▶ [TASK STATEMENT]: Count the lines below that contain the word "hamburger" and give only that number.

▶ [RECORDS]:
===
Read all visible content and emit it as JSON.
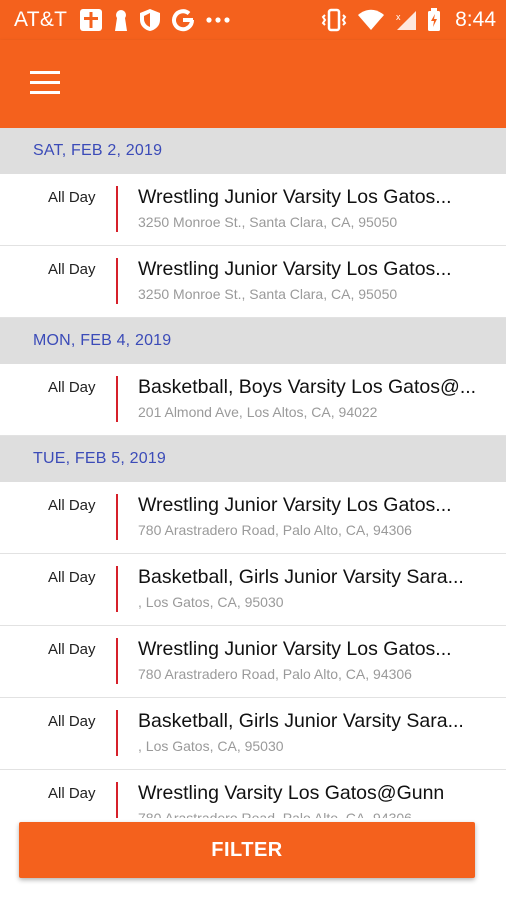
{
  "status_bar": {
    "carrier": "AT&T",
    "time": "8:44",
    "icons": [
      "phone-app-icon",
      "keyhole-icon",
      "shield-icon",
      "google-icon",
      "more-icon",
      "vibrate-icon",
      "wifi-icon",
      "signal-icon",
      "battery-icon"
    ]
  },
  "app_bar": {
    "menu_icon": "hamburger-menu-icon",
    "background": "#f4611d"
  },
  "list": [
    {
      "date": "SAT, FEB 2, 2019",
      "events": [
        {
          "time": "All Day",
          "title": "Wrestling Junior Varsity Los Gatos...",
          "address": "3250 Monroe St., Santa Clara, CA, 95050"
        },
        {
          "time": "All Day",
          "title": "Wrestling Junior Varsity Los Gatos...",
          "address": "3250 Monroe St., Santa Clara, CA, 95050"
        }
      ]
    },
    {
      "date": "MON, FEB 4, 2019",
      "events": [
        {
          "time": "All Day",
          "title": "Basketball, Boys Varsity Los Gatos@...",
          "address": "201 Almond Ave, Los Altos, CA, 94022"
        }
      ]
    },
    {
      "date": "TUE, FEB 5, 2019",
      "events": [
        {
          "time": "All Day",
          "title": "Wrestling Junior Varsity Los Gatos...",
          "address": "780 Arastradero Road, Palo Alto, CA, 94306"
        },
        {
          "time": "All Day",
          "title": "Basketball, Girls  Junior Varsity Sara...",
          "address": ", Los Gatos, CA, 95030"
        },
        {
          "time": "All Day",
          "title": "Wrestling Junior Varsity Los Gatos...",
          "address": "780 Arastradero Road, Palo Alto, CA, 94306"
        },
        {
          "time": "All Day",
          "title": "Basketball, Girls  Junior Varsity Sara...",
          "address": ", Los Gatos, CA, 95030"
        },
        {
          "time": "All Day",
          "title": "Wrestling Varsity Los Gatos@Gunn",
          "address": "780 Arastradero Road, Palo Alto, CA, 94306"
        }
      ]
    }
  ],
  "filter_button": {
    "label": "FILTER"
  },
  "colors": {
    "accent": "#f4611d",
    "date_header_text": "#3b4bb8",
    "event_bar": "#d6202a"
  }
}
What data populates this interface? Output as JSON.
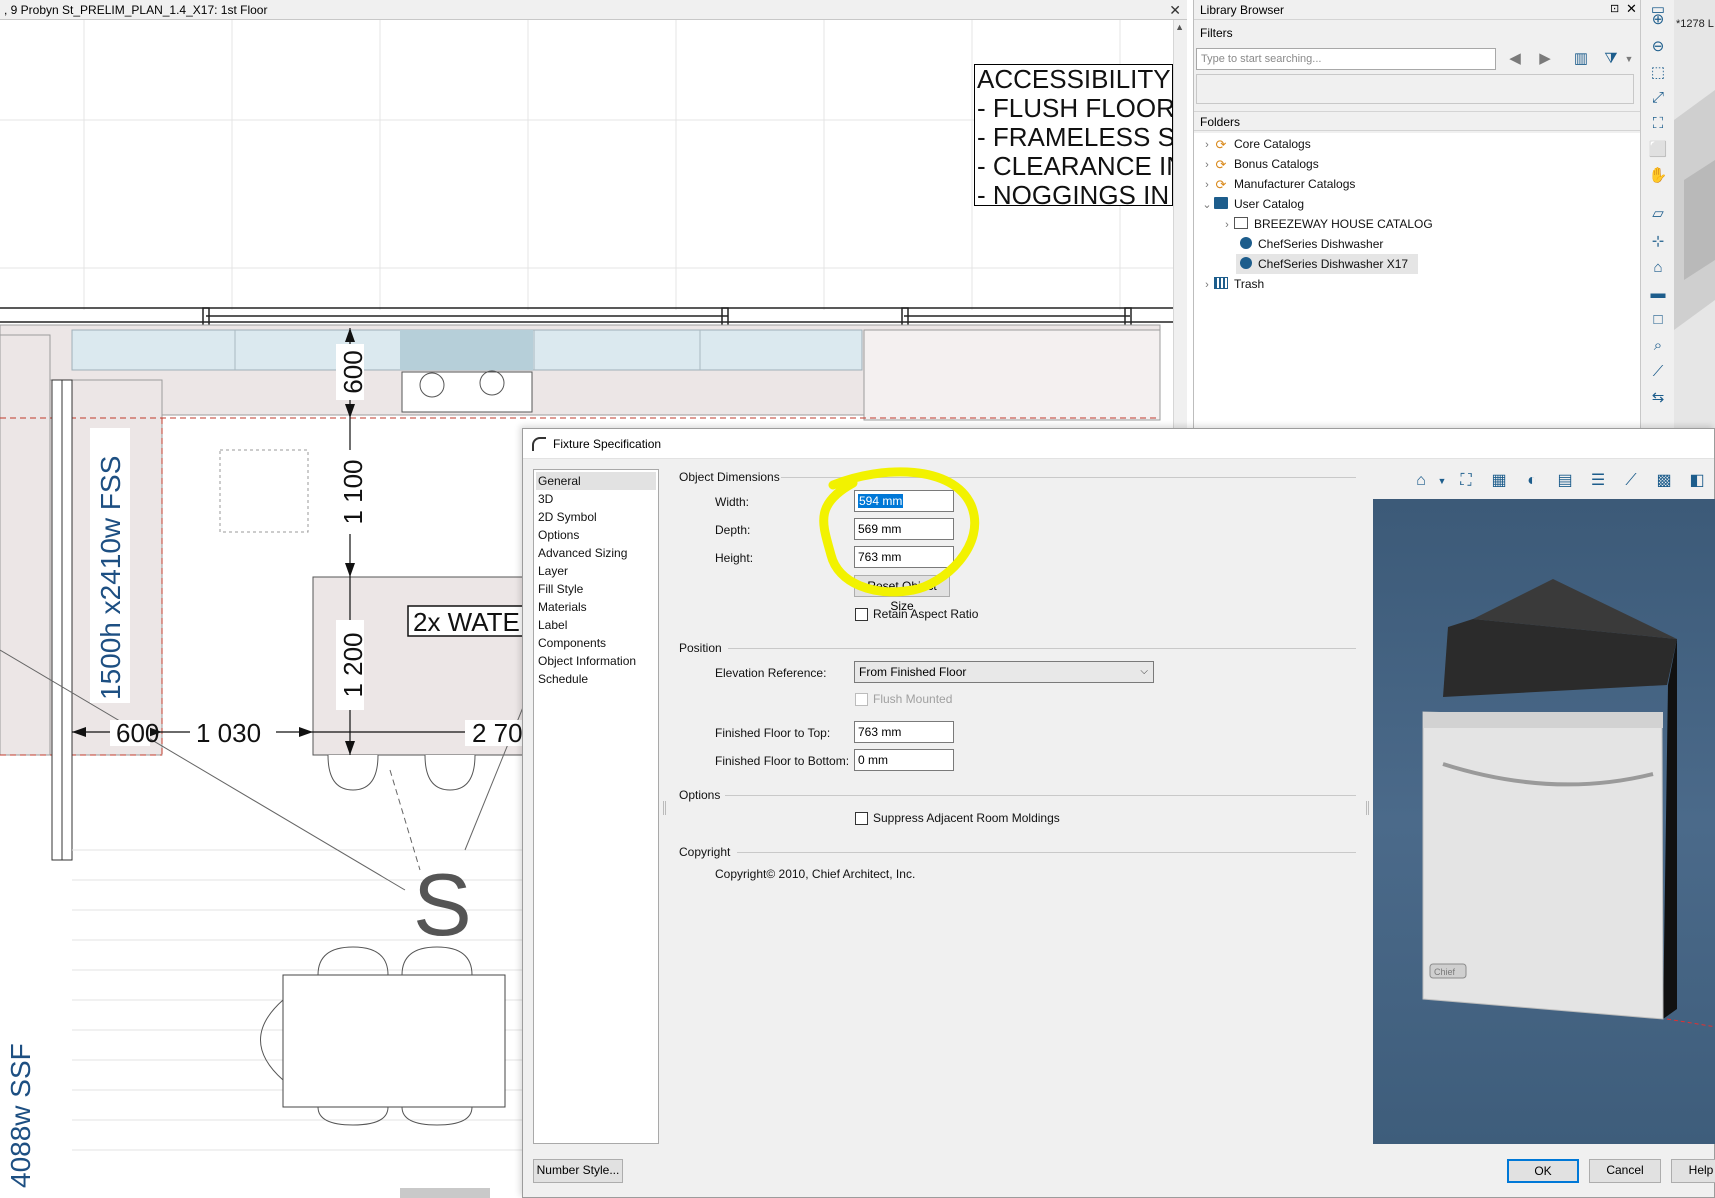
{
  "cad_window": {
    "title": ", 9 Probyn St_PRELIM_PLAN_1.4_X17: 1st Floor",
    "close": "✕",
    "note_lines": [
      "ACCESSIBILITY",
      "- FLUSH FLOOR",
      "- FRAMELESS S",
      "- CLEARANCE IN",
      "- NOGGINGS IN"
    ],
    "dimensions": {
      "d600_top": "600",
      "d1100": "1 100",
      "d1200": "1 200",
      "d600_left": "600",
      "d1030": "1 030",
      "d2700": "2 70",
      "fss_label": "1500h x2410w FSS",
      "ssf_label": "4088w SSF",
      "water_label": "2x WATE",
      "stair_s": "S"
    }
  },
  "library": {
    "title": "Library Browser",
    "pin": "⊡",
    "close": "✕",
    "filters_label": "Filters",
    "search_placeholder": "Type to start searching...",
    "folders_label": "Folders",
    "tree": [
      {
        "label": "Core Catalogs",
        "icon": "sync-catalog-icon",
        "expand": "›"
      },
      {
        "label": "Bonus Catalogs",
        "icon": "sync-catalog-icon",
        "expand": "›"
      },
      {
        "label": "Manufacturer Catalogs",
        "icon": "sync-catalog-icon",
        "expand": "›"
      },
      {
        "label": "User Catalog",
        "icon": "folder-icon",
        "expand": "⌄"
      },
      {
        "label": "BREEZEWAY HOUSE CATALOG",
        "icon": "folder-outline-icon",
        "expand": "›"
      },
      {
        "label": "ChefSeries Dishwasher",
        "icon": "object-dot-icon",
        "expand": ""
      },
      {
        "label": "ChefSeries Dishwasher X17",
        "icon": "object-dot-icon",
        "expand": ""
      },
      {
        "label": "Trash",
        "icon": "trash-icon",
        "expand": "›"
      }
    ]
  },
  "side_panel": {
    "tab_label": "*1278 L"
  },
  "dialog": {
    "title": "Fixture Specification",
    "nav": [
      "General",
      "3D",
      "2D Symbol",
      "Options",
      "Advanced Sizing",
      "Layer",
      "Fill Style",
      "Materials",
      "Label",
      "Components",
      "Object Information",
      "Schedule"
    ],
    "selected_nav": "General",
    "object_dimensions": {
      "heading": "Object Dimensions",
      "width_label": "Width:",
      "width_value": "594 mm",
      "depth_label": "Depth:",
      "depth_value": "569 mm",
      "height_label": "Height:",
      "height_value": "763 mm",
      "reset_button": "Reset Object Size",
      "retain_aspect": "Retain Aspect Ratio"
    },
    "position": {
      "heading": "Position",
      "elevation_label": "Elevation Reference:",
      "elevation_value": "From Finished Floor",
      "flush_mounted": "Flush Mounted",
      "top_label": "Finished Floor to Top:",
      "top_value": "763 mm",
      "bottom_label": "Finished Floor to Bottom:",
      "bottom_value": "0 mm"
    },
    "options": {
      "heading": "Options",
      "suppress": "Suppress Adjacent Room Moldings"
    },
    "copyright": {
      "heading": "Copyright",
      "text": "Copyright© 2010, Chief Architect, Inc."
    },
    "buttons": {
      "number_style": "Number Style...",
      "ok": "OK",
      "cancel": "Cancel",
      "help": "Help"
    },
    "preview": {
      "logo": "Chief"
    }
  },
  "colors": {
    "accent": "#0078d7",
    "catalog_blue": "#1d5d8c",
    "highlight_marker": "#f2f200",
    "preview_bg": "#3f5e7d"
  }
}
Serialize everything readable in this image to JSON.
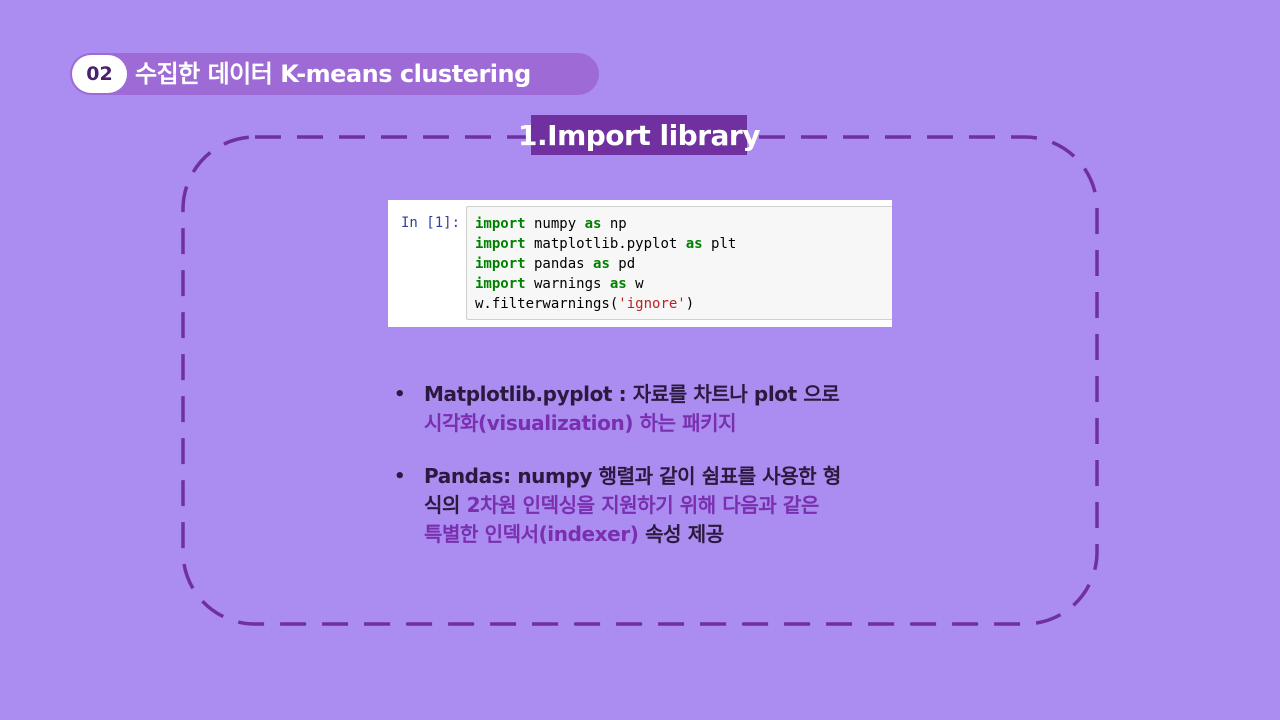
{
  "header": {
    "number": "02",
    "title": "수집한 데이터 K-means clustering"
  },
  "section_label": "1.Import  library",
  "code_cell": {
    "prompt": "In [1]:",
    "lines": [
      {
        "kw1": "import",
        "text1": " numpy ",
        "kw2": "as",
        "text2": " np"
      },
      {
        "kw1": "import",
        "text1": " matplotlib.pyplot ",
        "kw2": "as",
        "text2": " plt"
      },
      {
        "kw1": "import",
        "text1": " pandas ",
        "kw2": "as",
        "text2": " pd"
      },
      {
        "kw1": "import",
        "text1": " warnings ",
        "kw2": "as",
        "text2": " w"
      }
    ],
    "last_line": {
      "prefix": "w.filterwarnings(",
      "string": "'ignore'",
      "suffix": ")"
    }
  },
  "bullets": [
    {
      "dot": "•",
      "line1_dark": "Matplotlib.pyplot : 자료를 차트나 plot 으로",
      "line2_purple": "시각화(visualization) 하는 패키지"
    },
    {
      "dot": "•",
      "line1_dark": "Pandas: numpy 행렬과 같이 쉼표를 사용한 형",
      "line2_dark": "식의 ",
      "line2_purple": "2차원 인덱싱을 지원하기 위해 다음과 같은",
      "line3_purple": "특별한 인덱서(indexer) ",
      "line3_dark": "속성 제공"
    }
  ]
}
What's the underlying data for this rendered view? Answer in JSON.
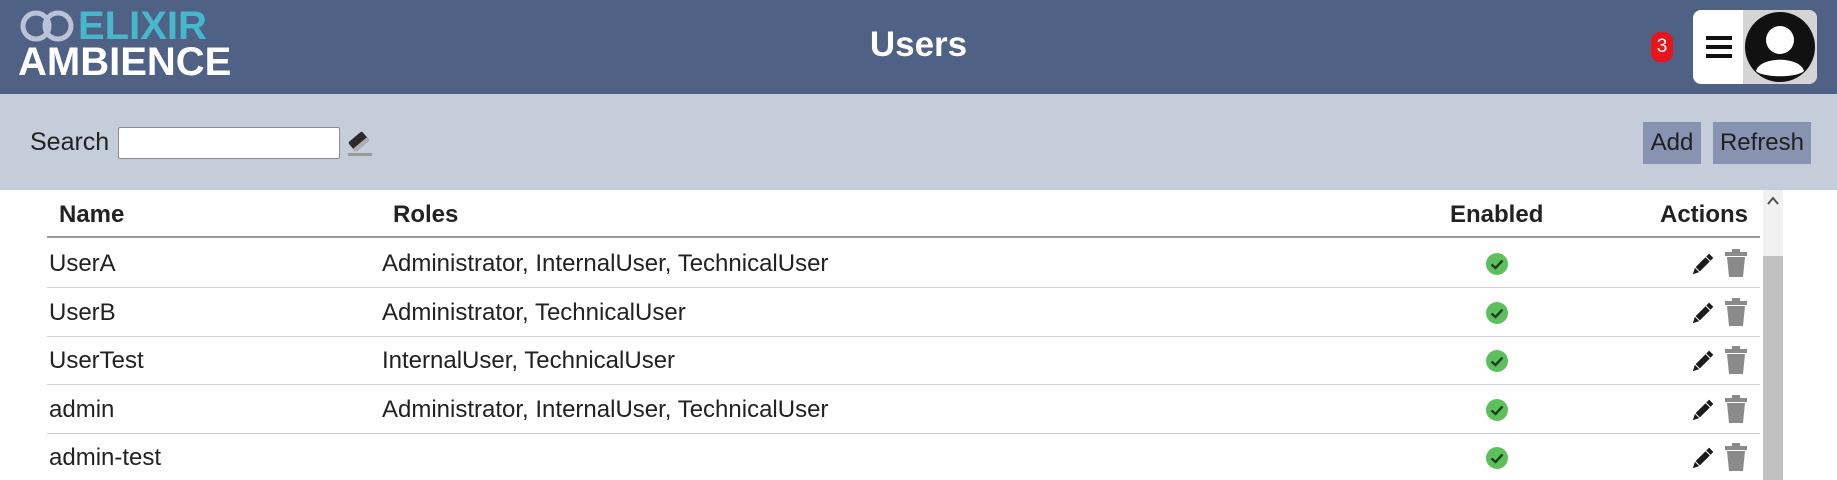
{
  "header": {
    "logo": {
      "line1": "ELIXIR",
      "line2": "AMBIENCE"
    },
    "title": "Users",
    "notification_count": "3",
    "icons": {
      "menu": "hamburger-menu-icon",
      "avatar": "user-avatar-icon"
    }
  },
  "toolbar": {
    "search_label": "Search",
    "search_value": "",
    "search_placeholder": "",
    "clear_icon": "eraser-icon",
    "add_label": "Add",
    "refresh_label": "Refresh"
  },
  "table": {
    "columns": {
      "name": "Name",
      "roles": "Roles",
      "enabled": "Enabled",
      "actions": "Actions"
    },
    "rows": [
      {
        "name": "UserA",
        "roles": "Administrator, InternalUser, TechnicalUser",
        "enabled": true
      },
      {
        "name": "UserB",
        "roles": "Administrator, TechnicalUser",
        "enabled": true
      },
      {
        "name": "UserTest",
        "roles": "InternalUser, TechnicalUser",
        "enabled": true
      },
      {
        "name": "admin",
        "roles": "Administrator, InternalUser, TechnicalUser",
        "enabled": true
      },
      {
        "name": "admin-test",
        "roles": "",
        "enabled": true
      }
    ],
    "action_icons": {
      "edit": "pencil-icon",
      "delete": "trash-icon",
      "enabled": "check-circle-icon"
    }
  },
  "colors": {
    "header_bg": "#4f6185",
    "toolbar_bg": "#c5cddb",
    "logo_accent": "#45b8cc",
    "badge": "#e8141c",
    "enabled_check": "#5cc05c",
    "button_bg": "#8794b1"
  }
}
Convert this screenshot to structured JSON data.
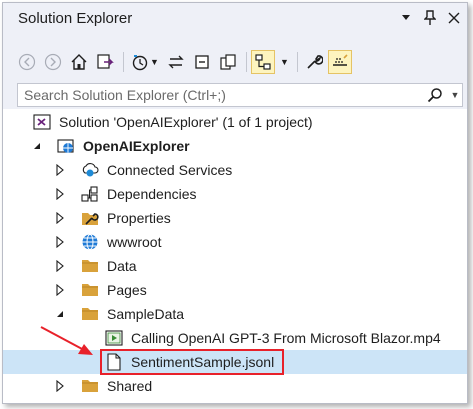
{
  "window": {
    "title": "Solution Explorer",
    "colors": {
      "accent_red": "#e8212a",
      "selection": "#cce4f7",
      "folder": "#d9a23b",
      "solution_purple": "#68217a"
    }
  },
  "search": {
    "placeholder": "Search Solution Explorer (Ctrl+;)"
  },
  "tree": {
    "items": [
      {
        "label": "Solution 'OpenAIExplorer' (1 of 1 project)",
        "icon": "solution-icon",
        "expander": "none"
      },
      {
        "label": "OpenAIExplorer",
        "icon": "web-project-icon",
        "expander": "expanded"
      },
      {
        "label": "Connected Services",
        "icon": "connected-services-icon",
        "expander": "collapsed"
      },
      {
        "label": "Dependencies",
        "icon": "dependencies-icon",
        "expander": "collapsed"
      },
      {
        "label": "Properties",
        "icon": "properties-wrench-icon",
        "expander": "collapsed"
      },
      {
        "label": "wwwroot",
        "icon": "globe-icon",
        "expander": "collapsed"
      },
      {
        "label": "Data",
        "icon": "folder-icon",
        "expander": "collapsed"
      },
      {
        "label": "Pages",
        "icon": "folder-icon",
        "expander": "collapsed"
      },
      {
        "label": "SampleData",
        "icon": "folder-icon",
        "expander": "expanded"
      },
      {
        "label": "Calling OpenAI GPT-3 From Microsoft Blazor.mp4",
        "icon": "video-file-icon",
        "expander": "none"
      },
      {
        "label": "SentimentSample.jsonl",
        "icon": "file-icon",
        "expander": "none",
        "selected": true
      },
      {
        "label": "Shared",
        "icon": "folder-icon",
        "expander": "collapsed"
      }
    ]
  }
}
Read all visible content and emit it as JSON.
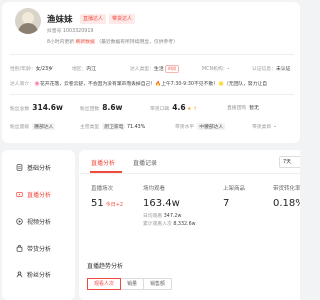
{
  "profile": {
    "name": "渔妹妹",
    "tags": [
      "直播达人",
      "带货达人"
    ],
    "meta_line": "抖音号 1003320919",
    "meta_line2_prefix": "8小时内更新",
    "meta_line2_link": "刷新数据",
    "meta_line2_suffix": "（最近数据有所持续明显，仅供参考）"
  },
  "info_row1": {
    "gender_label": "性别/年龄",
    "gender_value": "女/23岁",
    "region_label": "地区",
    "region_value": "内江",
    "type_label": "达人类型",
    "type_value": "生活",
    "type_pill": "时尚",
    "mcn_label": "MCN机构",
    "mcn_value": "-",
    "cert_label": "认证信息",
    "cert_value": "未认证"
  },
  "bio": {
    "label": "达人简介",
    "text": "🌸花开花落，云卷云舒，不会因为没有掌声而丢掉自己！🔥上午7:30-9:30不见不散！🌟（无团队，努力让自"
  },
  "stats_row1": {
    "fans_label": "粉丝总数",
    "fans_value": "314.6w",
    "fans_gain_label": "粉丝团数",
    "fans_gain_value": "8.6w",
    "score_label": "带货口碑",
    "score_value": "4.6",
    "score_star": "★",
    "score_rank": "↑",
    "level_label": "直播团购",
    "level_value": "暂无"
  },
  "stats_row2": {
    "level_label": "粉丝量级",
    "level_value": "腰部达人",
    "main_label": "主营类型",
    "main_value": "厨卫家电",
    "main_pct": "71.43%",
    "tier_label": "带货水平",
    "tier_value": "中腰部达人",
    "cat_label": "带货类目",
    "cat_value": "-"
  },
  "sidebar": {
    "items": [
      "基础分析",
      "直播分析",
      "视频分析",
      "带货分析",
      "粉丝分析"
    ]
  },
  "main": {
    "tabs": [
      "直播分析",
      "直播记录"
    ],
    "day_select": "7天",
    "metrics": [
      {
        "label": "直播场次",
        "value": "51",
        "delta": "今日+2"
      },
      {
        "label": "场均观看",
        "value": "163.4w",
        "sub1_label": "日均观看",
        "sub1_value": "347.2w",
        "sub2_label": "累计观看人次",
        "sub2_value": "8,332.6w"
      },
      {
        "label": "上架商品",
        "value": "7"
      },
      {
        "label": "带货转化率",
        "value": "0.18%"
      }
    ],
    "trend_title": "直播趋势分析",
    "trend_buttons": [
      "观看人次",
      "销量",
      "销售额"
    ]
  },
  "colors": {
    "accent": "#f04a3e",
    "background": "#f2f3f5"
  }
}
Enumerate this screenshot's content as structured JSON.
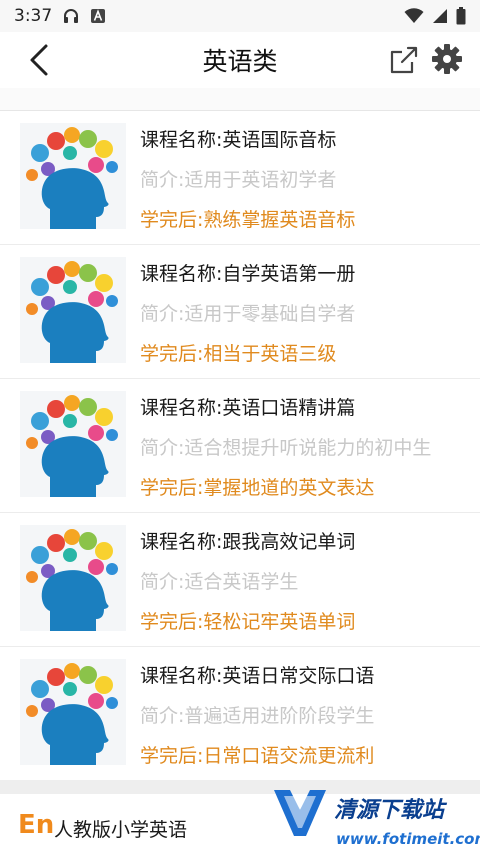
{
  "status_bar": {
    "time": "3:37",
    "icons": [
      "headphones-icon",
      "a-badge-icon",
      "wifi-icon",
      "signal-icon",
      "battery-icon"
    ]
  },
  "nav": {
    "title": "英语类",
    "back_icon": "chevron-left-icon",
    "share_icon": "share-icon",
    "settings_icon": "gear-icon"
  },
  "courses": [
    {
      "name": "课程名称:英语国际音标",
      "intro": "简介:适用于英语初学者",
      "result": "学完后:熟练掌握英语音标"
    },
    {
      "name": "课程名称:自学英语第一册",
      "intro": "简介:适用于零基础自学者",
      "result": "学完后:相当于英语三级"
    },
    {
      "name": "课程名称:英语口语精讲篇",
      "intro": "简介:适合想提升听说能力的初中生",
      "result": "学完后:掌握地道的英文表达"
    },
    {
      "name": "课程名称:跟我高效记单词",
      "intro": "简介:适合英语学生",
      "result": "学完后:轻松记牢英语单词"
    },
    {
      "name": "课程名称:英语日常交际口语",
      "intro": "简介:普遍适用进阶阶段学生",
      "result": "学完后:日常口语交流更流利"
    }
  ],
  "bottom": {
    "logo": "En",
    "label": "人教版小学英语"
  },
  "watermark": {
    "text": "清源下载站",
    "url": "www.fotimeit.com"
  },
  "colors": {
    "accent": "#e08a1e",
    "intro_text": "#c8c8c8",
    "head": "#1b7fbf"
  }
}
===
▶ [RESULT FOR THIS EXERCISE]: 2